— Begin Information shown —

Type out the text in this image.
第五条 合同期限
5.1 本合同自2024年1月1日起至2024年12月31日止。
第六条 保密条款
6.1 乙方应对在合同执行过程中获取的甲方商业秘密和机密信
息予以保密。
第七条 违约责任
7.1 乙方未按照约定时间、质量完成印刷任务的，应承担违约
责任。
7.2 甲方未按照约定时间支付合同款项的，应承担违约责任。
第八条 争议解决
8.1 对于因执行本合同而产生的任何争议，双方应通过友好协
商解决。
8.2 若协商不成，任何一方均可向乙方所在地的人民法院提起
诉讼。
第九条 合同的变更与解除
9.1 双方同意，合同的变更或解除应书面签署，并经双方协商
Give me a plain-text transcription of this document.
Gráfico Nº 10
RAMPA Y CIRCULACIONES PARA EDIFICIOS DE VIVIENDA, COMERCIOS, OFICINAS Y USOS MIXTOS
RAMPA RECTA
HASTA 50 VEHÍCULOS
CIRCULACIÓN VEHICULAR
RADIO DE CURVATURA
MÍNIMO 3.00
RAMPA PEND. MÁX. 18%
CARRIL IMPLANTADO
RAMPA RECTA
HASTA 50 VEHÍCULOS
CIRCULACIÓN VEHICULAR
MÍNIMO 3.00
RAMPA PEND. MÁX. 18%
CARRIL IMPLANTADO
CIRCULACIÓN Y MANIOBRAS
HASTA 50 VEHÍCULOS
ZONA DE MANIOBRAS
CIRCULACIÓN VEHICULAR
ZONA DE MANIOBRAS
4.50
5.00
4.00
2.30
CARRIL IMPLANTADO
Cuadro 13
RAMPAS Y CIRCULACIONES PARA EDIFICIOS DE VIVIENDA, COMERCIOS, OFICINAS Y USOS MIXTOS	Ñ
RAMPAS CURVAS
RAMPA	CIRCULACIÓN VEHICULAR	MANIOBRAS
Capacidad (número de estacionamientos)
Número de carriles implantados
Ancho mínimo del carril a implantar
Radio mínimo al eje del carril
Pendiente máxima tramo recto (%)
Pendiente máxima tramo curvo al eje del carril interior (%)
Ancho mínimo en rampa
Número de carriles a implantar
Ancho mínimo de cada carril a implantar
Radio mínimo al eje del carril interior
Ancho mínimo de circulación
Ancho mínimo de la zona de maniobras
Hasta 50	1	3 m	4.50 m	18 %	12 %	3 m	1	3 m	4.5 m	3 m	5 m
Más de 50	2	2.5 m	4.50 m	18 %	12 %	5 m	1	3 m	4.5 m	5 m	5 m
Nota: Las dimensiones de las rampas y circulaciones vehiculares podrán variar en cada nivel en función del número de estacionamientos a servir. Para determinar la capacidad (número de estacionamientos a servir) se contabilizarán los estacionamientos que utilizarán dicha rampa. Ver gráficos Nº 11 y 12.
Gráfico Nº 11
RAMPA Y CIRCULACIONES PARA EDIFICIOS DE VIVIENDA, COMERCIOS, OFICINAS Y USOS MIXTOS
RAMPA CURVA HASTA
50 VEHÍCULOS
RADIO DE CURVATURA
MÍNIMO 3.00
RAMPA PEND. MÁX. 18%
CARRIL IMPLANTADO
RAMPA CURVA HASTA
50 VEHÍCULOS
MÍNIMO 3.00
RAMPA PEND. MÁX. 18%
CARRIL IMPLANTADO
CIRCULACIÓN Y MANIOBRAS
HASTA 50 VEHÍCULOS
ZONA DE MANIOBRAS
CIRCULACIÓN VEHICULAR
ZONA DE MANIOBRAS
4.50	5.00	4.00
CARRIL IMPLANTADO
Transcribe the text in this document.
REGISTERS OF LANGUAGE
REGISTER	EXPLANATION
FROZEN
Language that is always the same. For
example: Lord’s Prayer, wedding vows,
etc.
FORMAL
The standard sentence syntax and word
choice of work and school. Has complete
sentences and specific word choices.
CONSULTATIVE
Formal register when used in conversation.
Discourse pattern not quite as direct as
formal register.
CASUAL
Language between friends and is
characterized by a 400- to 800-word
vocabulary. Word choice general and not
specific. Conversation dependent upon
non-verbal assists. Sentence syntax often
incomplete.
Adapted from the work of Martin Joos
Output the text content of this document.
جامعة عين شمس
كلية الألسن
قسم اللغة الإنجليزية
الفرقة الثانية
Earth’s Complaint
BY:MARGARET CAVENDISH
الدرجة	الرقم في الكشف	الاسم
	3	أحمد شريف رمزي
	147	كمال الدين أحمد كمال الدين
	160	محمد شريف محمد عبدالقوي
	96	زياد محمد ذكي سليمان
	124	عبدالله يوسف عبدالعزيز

— End Information shown —

▸ What to do:
Find the lines with the string "work" and reproduce them.

▸ Solution:
choice of work and school. Has complete
Adapted from the work of Martin Joos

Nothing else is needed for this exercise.